**GIVEN REQUEST**
Scan the listing below for the word "track" and state how many lines hold it. Write nothing but the number.

── DATA EXCERPTS ──

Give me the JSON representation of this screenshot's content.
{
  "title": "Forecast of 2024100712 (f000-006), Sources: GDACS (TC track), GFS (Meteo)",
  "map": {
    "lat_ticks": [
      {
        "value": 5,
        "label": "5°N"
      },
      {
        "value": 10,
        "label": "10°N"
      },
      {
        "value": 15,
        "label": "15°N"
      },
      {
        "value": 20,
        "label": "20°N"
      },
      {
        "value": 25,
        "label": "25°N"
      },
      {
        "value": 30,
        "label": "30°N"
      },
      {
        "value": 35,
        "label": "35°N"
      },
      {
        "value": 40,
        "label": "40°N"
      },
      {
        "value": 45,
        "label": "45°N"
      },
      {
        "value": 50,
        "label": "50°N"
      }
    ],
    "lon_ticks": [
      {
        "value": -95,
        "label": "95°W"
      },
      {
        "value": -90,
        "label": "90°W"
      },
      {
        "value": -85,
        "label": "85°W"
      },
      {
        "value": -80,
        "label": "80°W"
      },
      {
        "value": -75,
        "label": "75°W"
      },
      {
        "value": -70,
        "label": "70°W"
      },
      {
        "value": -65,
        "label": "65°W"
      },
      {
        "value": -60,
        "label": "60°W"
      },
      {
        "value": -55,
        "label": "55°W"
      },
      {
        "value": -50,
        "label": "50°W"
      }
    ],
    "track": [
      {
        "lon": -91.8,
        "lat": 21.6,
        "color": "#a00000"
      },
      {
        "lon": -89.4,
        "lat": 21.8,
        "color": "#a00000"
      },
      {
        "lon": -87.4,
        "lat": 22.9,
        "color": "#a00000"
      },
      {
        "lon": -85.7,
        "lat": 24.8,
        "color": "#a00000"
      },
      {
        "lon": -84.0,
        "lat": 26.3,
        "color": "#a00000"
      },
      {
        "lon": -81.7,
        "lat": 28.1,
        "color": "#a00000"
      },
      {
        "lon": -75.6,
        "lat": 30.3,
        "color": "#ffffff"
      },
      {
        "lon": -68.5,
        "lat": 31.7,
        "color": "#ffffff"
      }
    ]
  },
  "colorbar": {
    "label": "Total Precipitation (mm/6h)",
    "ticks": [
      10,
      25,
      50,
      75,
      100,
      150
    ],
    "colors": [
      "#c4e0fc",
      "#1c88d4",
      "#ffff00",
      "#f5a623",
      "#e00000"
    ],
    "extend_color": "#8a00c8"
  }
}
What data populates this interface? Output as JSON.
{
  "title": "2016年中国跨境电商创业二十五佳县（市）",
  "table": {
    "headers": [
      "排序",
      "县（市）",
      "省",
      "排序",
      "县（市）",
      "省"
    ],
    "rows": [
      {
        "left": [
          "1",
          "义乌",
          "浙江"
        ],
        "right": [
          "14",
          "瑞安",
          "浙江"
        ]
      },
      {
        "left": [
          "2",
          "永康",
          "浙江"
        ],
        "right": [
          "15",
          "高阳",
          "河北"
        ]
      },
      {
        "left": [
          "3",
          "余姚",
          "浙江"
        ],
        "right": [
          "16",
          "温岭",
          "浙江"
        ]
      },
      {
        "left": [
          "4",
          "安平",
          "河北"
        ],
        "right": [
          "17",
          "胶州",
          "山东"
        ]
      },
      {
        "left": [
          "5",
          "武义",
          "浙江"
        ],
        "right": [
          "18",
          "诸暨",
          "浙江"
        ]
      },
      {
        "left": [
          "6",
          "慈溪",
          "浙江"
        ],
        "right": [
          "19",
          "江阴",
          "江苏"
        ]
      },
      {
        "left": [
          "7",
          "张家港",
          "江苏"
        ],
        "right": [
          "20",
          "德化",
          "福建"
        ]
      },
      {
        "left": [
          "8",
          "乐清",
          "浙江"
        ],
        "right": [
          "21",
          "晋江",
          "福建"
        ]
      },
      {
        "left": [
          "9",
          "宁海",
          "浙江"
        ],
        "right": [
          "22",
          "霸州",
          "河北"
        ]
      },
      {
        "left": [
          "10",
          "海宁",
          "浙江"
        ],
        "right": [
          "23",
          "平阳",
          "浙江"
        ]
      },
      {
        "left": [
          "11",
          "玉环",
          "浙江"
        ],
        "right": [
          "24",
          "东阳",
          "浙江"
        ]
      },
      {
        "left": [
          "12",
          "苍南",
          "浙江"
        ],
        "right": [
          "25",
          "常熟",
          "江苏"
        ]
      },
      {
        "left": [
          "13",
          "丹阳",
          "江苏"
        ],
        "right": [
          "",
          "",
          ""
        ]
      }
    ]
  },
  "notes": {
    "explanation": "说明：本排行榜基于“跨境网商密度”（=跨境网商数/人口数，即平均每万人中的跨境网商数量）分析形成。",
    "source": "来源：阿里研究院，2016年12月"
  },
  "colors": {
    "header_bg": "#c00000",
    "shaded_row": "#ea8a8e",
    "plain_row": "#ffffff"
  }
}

───

**COMPLETED TASK**
2